• [Given task]: What lines of the data include the string "Constant"? Copy them all.

• [Stored dataset items]:
»»

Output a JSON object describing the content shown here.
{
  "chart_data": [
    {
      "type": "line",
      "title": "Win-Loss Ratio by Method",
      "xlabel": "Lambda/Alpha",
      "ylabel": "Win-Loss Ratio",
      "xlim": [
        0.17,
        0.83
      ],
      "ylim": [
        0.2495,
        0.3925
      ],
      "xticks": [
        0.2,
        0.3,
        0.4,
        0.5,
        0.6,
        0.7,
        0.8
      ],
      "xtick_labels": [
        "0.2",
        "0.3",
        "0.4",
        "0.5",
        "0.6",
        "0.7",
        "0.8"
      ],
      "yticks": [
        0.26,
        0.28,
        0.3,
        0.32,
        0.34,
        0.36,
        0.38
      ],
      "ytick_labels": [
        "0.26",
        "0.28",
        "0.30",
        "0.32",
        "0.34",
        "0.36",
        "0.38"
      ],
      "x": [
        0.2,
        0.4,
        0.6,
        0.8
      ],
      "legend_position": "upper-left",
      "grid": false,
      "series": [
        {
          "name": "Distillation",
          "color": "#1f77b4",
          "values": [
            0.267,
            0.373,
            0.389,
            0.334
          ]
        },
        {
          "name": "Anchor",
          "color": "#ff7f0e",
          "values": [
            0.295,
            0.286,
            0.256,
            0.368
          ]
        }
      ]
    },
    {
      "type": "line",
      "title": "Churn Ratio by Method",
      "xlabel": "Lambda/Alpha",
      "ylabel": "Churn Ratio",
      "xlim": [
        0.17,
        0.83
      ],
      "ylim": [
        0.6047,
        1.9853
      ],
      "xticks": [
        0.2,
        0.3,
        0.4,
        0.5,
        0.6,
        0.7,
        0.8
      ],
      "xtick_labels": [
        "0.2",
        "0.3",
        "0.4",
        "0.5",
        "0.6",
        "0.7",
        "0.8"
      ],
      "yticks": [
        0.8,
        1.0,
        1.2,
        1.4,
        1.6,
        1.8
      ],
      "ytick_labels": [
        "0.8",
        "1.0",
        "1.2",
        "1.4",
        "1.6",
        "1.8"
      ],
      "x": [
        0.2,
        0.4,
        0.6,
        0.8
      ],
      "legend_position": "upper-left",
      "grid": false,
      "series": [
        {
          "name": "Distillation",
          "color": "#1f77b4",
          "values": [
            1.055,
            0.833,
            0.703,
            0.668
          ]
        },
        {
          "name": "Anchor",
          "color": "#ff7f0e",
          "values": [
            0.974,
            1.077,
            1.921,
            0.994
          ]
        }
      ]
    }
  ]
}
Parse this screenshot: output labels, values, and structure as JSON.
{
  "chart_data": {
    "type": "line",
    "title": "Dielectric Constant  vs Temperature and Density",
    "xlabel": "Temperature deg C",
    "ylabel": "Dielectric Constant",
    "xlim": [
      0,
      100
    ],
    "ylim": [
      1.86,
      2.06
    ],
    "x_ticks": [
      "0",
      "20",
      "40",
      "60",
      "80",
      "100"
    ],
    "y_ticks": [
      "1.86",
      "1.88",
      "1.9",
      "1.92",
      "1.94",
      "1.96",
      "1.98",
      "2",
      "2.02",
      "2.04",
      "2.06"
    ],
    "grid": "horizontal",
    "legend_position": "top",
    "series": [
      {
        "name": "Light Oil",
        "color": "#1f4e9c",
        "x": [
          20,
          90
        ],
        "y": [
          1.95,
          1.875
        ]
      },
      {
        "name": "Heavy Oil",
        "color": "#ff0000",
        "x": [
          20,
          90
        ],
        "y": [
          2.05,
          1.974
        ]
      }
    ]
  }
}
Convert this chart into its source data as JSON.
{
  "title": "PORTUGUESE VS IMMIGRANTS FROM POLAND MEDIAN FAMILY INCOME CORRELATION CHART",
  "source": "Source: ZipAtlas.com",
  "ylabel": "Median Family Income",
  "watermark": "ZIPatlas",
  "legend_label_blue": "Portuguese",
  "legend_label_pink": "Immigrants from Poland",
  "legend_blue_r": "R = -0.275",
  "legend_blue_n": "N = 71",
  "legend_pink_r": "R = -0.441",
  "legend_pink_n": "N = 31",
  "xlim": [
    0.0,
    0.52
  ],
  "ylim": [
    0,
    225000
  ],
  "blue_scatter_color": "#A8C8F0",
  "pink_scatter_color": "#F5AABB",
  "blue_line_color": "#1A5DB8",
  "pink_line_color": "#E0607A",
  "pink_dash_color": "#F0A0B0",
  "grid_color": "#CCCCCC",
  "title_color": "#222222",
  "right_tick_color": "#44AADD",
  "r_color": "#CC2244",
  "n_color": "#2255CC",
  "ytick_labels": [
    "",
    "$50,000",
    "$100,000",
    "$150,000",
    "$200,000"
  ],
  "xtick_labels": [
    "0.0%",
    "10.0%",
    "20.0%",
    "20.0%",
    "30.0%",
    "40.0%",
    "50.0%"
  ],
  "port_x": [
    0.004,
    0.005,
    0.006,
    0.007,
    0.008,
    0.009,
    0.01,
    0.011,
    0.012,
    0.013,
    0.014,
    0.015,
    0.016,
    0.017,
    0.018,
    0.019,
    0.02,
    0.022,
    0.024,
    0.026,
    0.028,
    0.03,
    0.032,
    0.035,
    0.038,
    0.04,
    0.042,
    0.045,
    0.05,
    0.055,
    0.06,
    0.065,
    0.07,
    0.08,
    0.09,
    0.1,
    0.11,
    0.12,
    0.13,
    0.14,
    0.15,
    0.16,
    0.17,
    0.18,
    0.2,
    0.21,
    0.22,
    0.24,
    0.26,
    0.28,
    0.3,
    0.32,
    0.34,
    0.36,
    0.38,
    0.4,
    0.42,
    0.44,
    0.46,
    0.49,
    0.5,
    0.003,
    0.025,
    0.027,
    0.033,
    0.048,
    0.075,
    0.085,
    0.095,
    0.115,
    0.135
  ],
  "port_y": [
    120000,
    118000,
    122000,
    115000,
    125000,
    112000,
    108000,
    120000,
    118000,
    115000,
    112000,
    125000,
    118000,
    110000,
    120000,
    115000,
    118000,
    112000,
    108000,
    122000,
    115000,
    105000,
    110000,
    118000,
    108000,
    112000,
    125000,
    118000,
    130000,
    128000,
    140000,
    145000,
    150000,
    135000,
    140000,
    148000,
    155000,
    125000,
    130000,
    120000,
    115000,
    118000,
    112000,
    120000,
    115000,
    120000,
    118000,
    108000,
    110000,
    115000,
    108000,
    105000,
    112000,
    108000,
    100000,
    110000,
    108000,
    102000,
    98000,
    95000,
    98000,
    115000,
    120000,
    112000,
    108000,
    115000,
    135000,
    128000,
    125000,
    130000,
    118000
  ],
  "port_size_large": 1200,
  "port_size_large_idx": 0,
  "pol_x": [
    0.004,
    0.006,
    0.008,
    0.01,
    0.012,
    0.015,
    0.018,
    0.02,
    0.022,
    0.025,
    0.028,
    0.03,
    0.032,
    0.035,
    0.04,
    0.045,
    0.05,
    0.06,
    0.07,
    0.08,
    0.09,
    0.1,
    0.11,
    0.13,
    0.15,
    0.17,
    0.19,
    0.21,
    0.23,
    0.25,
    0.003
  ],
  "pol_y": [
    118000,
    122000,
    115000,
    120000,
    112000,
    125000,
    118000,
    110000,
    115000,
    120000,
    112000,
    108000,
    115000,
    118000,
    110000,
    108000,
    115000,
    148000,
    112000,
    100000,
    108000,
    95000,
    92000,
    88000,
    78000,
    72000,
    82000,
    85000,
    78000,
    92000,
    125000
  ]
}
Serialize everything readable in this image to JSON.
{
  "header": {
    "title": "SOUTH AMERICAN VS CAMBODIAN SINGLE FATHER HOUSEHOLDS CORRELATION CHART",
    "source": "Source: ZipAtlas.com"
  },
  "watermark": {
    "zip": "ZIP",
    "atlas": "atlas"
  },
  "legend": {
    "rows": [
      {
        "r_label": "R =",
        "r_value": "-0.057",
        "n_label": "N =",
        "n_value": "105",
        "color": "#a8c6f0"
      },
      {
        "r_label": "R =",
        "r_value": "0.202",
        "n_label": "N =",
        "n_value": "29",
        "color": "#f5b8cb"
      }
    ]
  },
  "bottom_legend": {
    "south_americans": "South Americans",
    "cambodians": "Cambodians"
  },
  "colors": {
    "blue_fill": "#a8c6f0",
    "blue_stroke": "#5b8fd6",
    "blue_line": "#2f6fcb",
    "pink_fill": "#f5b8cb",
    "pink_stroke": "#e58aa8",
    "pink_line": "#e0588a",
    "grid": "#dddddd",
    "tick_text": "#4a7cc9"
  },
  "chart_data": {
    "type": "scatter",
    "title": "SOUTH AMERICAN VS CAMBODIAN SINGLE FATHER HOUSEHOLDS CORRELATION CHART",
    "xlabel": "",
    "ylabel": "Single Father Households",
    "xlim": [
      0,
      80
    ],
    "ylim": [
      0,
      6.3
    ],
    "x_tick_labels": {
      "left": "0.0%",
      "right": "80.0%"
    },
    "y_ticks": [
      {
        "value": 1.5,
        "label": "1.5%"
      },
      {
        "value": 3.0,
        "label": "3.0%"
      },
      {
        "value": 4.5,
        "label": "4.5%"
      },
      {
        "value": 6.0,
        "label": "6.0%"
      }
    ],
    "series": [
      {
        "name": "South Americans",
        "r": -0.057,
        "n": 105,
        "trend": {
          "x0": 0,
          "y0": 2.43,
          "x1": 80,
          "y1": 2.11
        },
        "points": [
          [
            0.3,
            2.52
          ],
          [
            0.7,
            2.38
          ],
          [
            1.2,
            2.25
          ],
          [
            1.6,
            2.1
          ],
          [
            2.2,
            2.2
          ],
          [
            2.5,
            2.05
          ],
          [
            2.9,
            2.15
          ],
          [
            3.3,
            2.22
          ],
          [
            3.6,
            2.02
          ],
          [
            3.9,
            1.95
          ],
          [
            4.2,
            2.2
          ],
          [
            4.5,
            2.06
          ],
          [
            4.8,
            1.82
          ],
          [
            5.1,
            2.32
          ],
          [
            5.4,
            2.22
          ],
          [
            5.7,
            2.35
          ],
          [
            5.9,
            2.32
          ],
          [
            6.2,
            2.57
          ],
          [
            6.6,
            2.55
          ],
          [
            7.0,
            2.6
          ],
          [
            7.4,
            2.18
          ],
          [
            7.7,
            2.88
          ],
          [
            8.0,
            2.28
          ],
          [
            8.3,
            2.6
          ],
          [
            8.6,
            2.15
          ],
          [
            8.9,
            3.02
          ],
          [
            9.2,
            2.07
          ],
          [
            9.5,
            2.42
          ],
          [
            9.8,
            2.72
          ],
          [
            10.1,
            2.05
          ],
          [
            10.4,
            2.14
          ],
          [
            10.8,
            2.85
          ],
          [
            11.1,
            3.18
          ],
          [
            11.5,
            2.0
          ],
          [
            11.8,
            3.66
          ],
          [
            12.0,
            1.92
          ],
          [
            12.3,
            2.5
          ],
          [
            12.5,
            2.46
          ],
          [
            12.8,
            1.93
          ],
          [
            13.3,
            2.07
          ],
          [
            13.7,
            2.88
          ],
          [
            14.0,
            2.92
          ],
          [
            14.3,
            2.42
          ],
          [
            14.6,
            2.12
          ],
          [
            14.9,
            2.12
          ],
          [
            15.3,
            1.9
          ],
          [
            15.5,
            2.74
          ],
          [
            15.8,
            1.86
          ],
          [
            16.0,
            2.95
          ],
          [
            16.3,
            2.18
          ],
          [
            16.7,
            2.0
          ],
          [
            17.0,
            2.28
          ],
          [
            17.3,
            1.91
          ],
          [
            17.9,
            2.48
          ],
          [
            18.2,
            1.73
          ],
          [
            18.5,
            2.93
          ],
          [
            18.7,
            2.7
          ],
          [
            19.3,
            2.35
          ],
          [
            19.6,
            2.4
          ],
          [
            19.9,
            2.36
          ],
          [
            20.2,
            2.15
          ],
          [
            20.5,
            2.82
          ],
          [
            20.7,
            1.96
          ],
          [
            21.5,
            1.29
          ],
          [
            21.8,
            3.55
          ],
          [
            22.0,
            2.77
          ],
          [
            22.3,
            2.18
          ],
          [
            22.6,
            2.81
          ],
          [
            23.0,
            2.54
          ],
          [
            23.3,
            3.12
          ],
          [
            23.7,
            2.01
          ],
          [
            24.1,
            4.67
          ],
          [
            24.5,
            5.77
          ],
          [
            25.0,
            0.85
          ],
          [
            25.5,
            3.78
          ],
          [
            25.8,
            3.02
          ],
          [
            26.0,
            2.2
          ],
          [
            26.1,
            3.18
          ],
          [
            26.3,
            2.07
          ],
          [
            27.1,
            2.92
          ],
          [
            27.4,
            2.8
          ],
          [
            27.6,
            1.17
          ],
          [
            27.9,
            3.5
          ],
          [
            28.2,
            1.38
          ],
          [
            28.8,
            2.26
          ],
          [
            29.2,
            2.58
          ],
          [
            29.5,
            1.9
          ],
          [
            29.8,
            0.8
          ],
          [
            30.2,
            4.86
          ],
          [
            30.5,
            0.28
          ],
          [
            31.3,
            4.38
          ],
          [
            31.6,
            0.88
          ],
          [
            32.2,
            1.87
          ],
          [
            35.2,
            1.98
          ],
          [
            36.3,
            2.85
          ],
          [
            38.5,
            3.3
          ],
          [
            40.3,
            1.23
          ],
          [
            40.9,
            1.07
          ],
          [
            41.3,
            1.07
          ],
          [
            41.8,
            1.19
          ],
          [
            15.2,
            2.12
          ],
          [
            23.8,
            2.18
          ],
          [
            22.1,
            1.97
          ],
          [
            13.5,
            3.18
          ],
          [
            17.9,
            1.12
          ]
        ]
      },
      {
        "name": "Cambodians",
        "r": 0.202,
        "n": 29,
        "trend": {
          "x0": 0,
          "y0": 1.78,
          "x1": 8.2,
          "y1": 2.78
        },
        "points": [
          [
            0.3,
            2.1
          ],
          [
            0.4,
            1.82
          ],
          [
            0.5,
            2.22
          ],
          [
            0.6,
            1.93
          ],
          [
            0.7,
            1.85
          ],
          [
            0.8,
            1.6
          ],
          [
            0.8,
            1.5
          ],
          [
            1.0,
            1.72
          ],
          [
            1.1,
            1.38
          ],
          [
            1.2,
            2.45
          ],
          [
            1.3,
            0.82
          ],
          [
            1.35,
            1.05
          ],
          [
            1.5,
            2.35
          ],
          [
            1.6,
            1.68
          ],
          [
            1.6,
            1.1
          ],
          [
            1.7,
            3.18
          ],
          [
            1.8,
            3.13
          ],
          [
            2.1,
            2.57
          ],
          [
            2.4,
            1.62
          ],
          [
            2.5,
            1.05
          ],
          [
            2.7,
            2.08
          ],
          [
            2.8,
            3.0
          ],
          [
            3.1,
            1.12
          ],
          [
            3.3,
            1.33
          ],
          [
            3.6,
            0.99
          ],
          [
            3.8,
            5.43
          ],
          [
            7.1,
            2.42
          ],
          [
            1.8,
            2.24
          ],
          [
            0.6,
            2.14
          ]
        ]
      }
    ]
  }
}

««

• [Task response]:
    "title": "Dielectric Constant  vs Temperature and Density",
    "ylabel": "Dielectric Constant",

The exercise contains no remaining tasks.